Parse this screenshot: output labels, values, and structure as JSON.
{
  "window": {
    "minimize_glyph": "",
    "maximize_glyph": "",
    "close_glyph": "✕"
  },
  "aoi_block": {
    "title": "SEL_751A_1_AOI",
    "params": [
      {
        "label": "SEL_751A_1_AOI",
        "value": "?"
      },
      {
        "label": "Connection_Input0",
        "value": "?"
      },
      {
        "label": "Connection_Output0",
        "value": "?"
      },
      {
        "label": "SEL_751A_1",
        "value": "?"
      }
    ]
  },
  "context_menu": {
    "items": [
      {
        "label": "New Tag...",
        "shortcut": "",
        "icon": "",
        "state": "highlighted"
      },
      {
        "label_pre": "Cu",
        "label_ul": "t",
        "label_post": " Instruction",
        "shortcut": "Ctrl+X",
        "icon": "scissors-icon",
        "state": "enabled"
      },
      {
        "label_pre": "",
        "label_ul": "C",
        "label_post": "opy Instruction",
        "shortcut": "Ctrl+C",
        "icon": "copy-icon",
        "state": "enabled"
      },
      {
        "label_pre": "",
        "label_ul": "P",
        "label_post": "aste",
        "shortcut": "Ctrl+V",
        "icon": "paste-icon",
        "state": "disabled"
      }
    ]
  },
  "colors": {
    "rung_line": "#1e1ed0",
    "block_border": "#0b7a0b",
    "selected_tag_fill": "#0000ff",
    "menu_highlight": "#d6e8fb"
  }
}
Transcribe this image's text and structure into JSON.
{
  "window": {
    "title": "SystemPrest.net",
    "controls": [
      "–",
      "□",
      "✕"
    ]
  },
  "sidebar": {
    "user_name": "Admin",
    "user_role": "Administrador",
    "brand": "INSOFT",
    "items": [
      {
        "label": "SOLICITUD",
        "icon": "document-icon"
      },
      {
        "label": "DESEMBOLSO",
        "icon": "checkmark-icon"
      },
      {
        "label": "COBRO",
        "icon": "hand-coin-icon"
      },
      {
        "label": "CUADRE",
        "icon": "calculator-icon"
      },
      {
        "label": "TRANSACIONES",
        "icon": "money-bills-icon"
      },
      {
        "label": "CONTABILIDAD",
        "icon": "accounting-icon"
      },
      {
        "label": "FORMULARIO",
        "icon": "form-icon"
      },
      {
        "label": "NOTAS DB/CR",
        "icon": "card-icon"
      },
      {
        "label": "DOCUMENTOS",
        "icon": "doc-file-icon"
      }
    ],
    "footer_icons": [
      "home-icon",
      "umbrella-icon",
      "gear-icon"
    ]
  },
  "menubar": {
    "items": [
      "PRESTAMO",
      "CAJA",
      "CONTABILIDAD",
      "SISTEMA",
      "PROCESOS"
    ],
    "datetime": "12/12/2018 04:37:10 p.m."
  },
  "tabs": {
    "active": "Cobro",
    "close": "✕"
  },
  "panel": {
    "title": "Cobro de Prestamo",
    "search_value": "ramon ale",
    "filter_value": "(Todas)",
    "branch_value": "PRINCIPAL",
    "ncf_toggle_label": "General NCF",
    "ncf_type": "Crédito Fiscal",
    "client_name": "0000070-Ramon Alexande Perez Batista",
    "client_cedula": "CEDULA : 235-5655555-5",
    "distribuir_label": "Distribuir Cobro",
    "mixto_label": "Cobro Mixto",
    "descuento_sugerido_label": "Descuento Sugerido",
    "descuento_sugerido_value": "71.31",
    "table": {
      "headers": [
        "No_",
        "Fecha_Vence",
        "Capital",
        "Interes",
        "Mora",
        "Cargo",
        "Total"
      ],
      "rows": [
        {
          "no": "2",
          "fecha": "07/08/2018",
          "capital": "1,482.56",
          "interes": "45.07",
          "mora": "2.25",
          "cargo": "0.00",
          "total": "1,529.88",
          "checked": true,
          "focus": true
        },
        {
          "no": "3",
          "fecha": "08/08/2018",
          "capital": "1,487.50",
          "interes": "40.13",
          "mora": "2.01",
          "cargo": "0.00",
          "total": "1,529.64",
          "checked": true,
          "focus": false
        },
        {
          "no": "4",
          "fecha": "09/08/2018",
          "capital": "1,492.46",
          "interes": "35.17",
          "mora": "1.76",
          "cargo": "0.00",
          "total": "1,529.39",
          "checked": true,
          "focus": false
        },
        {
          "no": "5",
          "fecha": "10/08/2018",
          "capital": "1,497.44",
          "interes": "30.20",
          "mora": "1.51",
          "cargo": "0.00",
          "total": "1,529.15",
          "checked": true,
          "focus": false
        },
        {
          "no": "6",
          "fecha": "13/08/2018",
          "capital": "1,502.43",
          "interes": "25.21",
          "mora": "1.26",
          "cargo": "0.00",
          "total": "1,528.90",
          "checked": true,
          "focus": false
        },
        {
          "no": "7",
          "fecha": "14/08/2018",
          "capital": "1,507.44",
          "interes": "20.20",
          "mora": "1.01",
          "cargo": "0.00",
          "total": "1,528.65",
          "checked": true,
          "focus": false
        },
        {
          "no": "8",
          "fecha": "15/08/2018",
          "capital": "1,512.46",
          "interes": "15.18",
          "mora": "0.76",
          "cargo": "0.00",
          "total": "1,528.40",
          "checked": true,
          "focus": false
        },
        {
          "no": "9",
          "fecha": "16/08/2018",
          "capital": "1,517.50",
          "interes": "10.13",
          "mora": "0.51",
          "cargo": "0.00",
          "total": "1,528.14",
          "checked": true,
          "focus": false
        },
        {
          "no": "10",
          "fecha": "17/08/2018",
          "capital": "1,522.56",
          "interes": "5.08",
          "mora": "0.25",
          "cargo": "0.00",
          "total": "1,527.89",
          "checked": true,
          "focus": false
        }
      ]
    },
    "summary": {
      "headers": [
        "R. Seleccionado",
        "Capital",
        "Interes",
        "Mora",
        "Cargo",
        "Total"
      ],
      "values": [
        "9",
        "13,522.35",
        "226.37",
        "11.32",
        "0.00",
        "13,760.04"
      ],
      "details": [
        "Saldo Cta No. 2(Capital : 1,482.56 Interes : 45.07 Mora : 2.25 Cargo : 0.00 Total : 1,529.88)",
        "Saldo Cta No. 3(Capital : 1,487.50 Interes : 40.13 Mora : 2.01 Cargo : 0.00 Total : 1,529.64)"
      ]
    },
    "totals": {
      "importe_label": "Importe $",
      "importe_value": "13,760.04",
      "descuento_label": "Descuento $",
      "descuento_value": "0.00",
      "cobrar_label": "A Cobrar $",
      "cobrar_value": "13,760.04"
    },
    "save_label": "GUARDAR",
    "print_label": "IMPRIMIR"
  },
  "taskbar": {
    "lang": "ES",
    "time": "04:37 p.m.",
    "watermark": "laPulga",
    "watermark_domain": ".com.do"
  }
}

■ ■ ■

• **Your instructions**:
Your task is to reproduce all of the records exactly.

• **Correct result**:
Parse this screenshot: output labels, values, and structure as JSON.
{
  "window": {
    "minimize_glyph": "",
    "maximize_glyph": "",
    "close_glyph": "✕"
  },
  "aoi_block": {
    "title": "SEL_751A_1_AOI",
    "params": [
      {
        "label": "SEL_751A_1_AOI",
        "value": "?"
      },
      {
        "label": "Connection_Input0",
        "value": "?"
      },
      {
        "label": "Connection_Output0",
        "value": "?"
      },
      {
        "label": "SEL_751A_1",
        "value": "?"
      }
    ]
  },
  "context_menu": {
    "items": [
      {
        "label": "New Tag...",
        "shortcut": "",
        "icon": "",
        "state": "highlighted"
      },
      {
        "label_pre": "Cu",
        "label_ul": "t",
        "label_post": " Instruction",
        "shortcut": "Ctrl+X",
        "icon": "scissors-icon",
        "state": "enabled"
      },
      {
        "label_pre": "",
        "label_ul": "C",
        "label_post": "opy Instruction",
        "shortcut": "Ctrl+C",
        "icon": "copy-icon",
        "state": "enabled"
      },
      {
        "label_pre": "",
        "label_ul": "P",
        "label_post": "aste",
        "shortcut": "Ctrl+V",
        "icon": "paste-icon",
        "state": "disabled"
      }
    ]
  },
  "colors": {
    "rung_line": "#1e1ed0",
    "block_border": "#0b7a0b",
    "selected_tag_fill": "#0000ff",
    "menu_highlight": "#d6e8fb"
  }
}
Transcribe this image's text and structure into JSON.
{
  "window": {
    "title": "SystemPrest.net",
    "controls": [
      "–",
      "□",
      "✕"
    ]
  },
  "sidebar": {
    "user_name": "Admin",
    "user_role": "Administrador",
    "brand": "INSOFT",
    "items": [
      {
        "label": "SOLICITUD",
        "icon": "document-icon"
      },
      {
        "label": "DESEMBOLSO",
        "icon": "checkmark-icon"
      },
      {
        "label": "COBRO",
        "icon": "hand-coin-icon"
      },
      {
        "label": "CUADRE",
        "icon": "calculator-icon"
      },
      {
        "label": "TRANSACIONES",
        "icon": "money-bills-icon"
      },
      {
        "label": "CONTABILIDAD",
        "icon": "accounting-icon"
      },
      {
        "label": "FORMULARIO",
        "icon": "form-icon"
      },
      {
        "label": "NOTAS DB/CR",
        "icon": "card-icon"
      },
      {
        "label": "DOCUMENTOS",
        "icon": "doc-file-icon"
      }
    ],
    "footer_icons": [
      "home-icon",
      "umbrella-icon",
      "gear-icon"
    ]
  },
  "menubar": {
    "items": [
      "PRESTAMO",
      "CAJA",
      "CONTABILIDAD",
      "SISTEMA",
      "PROCESOS"
    ],
    "datetime": "12/12/2018 04:37:10 p.m."
  },
  "tabs": {
    "active": "Cobro",
    "close": "✕"
  },
  "panel": {
    "title": "Cobro de Prestamo",
    "search_value": "ramon ale",
    "filter_value": "(Todas)",
    "branch_value": "PRINCIPAL",
    "ncf_toggle_label": "General NCF",
    "ncf_type": "Crédito Fiscal",
    "client_name": "0000070-Ramon Alexande Perez Batista",
    "client_cedula": "CEDULA : 235-5655555-5",
    "distribuir_label": "Distribuir Cobro",
    "mixto_label": "Cobro Mixto",
    "descuento_sugerido_label": "Descuento Sugerido",
    "descuento_sugerido_value": "71.31",
    "table": {
      "headers": [
        "No_",
        "Fecha_Vence",
        "Capital",
        "Interes",
        "Mora",
        "Cargo",
        "Total"
      ],
      "rows": [
        {
          "no": "2",
          "fecha": "07/08/2018",
          "capital": "1,482.56",
          "interes": "45.07",
          "mora": "2.25",
          "cargo": "0.00",
          "total": "1,529.88",
          "checked": true,
          "focus": true
        },
        {
          "no": "3",
          "fecha": "08/08/2018",
          "capital": "1,487.50",
          "interes": "40.13",
          "mora": "2.01",
          "cargo": "0.00",
          "total": "1,529.64",
          "checked": true,
          "focus": false
        },
        {
          "no": "4",
          "fecha": "09/08/2018",
          "capital": "1,492.46",
          "interes": "35.17",
          "mora": "1.76",
          "cargo": "0.00",
          "total": "1,529.39",
          "checked": true,
          "focus": false
        },
        {
          "no": "5",
          "fecha": "10/08/2018",
          "capital": "1,497.44",
          "interes": "30.20",
          "mora": "1.51",
          "cargo": "0.00",
          "total": "1,529.15",
          "checked": true,
          "focus": false
        },
        {
          "no": "6",
          "fecha": "13/08/2018",
          "capital": "1,502.43",
          "interes": "25.21",
          "mora": "1.26",
          "cargo": "0.00",
          "total": "1,528.90",
          "checked": true,
          "focus": false
        },
        {
          "no": "7",
          "fecha": "14/08/2018",
          "capital": "1,507.44",
          "interes": "20.20",
          "mora": "1.01",
          "cargo": "0.00",
          "total": "1,528.65",
          "checked": true,
          "focus": false
        },
        {
          "no": "8",
          "fecha": "15/08/2018",
          "capital": "1,512.46",
          "interes": "15.18",
          "mora": "0.76",
          "cargo": "0.00",
          "total": "1,528.40",
          "checked": true,
          "focus": false
        },
        {
          "no": "9",
          "fecha": "16/08/2018",
          "capital": "1,517.50",
          "interes": "10.13",
          "mora": "0.51",
          "cargo": "0.00",
          "total": "1,528.14",
          "checked": true,
          "focus": false
        },
        {
          "no": "10",
          "fecha": "17/08/2018",
          "capital": "1,522.56",
          "interes": "5.08",
          "mora": "0.25",
          "cargo": "0.00",
          "total": "1,527.89",
          "checked": true,
          "focus": false
        }
      ]
    },
    "summary": {
      "headers": [
        "R. Seleccionado",
        "Capital",
        "Interes",
        "Mora",
        "Cargo",
        "Total"
      ],
      "values": [
        "9",
        "13,522.35",
        "226.37",
        "11.32",
        "0.00",
        "13,760.04"
      ],
      "details": [
        "Saldo Cta No. 2(Capital : 1,482.56 Interes : 45.07 Mora : 2.25 Cargo : 0.00 Total : 1,529.88)",
        "Saldo Cta No. 3(Capital : 1,487.50 Interes : 40.13 Mora : 2.01 Cargo : 0.00 Total : 1,529.64)"
      ]
    },
    "totals": {
      "importe_label": "Importe $",
      "importe_value": "13,760.04",
      "descuento_label": "Descuento $",
      "descuento_value": "0.00",
      "cobrar_label": "A Cobrar $",
      "cobrar_value": "13,760.04"
    },
    "save_label": "GUARDAR",
    "print_label": "IMPRIMIR"
  },
  "taskbar": {
    "lang": "ES",
    "time": "04:37 p.m.",
    "watermark": "laPulga",
    "watermark_domain": ".com.do"
  }
}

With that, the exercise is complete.